---- GIVEN RECORDS

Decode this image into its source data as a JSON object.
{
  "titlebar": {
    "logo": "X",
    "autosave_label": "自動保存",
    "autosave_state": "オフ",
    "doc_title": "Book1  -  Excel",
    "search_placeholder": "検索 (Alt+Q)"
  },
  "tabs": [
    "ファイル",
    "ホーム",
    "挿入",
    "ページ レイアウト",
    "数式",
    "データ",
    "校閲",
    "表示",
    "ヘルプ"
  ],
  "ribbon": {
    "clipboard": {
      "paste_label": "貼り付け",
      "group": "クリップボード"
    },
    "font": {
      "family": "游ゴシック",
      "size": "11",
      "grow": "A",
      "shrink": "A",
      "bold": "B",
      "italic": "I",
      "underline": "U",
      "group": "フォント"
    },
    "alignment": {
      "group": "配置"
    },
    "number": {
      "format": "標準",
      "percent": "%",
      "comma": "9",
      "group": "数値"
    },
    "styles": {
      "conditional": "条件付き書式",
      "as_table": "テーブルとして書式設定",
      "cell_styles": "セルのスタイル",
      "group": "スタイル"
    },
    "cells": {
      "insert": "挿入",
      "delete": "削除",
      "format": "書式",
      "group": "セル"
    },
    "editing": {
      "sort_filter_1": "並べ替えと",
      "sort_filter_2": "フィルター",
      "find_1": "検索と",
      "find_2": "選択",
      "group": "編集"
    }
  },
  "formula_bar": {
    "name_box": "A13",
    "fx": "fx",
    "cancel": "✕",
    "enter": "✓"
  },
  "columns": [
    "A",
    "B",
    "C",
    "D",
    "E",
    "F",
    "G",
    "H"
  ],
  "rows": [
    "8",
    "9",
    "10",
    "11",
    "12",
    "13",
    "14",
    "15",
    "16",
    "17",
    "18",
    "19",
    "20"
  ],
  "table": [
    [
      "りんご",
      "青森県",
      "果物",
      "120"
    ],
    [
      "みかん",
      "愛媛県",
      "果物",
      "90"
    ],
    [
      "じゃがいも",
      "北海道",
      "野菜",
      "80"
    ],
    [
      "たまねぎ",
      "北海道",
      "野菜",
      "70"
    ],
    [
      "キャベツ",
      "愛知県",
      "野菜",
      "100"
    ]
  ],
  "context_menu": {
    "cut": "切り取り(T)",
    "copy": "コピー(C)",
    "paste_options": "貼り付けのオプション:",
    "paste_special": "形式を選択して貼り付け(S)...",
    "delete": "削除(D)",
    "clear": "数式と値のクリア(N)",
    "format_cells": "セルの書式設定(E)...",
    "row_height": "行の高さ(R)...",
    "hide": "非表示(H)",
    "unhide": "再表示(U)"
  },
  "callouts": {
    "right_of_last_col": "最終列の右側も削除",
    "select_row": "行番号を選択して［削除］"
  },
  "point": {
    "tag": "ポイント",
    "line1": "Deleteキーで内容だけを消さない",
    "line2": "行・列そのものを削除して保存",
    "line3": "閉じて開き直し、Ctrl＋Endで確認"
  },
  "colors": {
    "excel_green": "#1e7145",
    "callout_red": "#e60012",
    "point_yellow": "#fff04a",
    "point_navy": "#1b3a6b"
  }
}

--------

YOUR INSTRUCTIONS | Each of the records should be retyped exactly.

FINISHED TASK |
Decode this image into its source data as a JSON object.
{
  "titlebar": {
    "logo": "X",
    "autosave_label": "自動保存",
    "autosave_state": "オフ",
    "doc_title": "Book1  -  Excel",
    "search_placeholder": "検索 (Alt+Q)"
  },
  "tabs": [
    "ファイル",
    "ホーム",
    "挿入",
    "ページ レイアウト",
    "数式",
    "データ",
    "校閲",
    "表示",
    "ヘルプ"
  ],
  "ribbon": {
    "clipboard": {
      "paste_label": "貼り付け",
      "group": "クリップボード"
    },
    "font": {
      "family": "游ゴシック",
      "size": "11",
      "grow": "A",
      "shrink": "A",
      "bold": "B",
      "italic": "I",
      "underline": "U",
      "group": "フォント"
    },
    "alignment": {
      "group": "配置"
    },
    "number": {
      "format": "標準",
      "percent": "%",
      "comma": "9",
      "group": "数値"
    },
    "styles": {
      "conditional": "条件付き書式",
      "as_table": "テーブルとして書式設定",
      "cell_styles": "セルのスタイル",
      "group": "スタイル"
    },
    "cells": {
      "insert": "挿入",
      "delete": "削除",
      "format": "書式",
      "group": "セル"
    },
    "editing": {
      "sort_filter_1": "並べ替えと",
      "sort_filter_2": "フィルター",
      "find_1": "検索と",
      "find_2": "選択",
      "group": "編集"
    }
  },
  "formula_bar": {
    "name_box": "A13",
    "fx": "fx",
    "cancel": "✕",
    "enter": "✓"
  },
  "columns": [
    "A",
    "B",
    "C",
    "D",
    "E",
    "F",
    "G",
    "H"
  ],
  "rows": [
    "8",
    "9",
    "10",
    "11",
    "12",
    "13",
    "14",
    "15",
    "16",
    "17",
    "18",
    "19",
    "20"
  ],
  "table": [
    [
      "りんご",
      "青森県",
      "果物",
      "120"
    ],
    [
      "みかん",
      "愛媛県",
      "果物",
      "90"
    ],
    [
      "じゃがいも",
      "北海道",
      "野菜",
      "80"
    ],
    [
      "たまねぎ",
      "北海道",
      "野菜",
      "70"
    ],
    [
      "キャベツ",
      "愛知県",
      "野菜",
      "100"
    ]
  ],
  "context_menu": {
    "cut": "切り取り(T)",
    "copy": "コピー(C)",
    "paste_options": "貼り付けのオプション:",
    "paste_special": "形式を選択して貼り付け(S)...",
    "delete": "削除(D)",
    "clear": "数式と値のクリア(N)",
    "format_cells": "セルの書式設定(E)...",
    "row_height": "行の高さ(R)...",
    "hide": "非表示(H)",
    "unhide": "再表示(U)"
  },
  "callouts": {
    "right_of_last_col": "最終列の右側も削除",
    "select_row": "行番号を選択して［削除］"
  },
  "point": {
    "tag": "ポイント",
    "line1": "Deleteキーで内容だけを消さない",
    "line2": "行・列そのものを削除して保存",
    "line3": "閉じて開き直し、Ctrl＋Endで確認"
  },
  "colors": {
    "excel_green": "#1e7145",
    "callout_red": "#e60012",
    "point_yellow": "#fff04a",
    "point_navy": "#1b3a6b"
  }
}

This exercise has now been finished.